About this task> In your copy, each record should read exactly as it does below, and no pictures should be present.

Given entries>
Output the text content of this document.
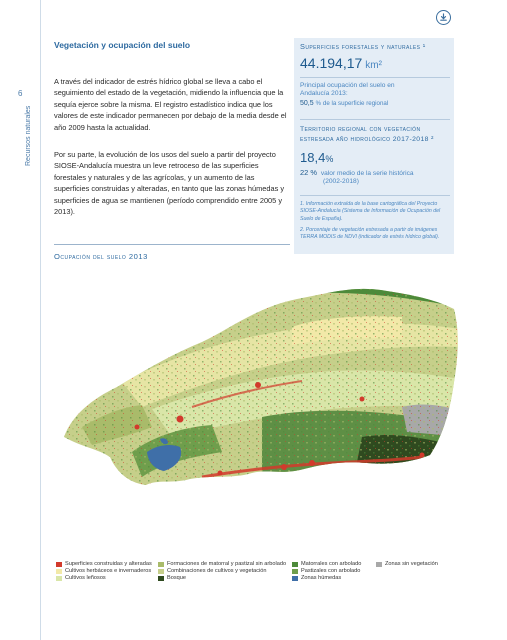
6
Recursos naturales
Vegetación y ocupación del suelo

A través del indicador de estrés hídrico global se lleva a cabo el seguimiento del estado de la vegetación, midiendo la influencia que la sequía ejerce sobre la misma. El registro estadístico indica que los valores de este indicador permanecen por debajo de la media desde el año 2009 hasta la actualidad.

Por su parte, la evolución de los usos del suelo a partir del proyecto SIOSE-Andalucía muestra un leve retroceso de las superficies forestales y naturales y de las agrícolas, y un aumento de las superficies construidas y alteradas, en tanto que las zonas húmedas y superficies de agua se mantienen (período comprendido entre 2005 y 2013).

Ocupación del suelo 2013
Superficies forestales y naturales ¹
44.194,17 km²
Principal ocupación del suelo en
Andalucía 2013:
50,5 % de la superficie regional
Territorio regional con vegetación estresada año hidrológico 2017-2018 ²
18,4%
22 % valor medio de la serie histórica
(2002-2018)

1. Información extraída de la base cartográfica del Proyecto SIOSE-Andalucía (Sistema de Información de Ocupación del Suelo de España).

2. Porcentaje de vegetación estresada a partir de imágenes TERRA MODIS de NDVI (indicador de estrés hídrico global).

Superficies construidas y alteradas
Cultivos herbáceos e invernaderos
Cultivos leñosos
Formaciones de matorral y pastizal sin arbolado
Combinaciones de cultivos y vegetación
Bosque
Matorrales con arbolado
Pastizales con arbolado
Zonas húmedas
Zonas sin vegetación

Solution to the problem>
Output the text content of this document.
6
Recursos naturales
Vegetación y ocupación del suelo

A través del indicador de estrés hídrico global se lleva a cabo el seguimiento del estado de la vegetación, midiendo la influencia que la sequía ejerce sobre la misma. El registro estadístico indica que los valores de este indicador permanecen por debajo de la media desde el año 2009 hasta la actualidad.

Por su parte, la evolución de los usos del suelo a partir del proyecto SIOSE-Andalucía muestra un leve retroceso de las superficies forestales y naturales y de las agrícolas, y un aumento de las superficies construidas y alteradas, en tanto que las zonas húmedas y superficies de agua se mantienen (período comprendido entre 2005 y 2013).

Ocupación del suelo 2013
Superficies forestales y naturales ¹
44.194,17 km²
Principal ocupación del suelo en
Andalucía 2013:
50,5 % de la superficie regional
Territorio regional con vegetación estresada año hidrológico 2017-2018 ²
18,4%
22 % valor medio de la serie histórica
(2002-2018)

1. Información extraída de la base cartográfica del Proyecto SIOSE-Andalucía (Sistema de Información de Ocupación del Suelo de España).

2. Porcentaje de vegetación estresada a partir de imágenes TERRA MODIS de NDVI (indicador de estrés hídrico global).

Superficies construidas y alteradas
Cultivos herbáceos e invernaderos
Cultivos leñosos
Formaciones de matorral y pastizal sin arbolado
Combinaciones de cultivos y vegetación
Bosque
Matorrales con arbolado
Pastizales con arbolado
Zonas húmedas
Zonas sin vegetación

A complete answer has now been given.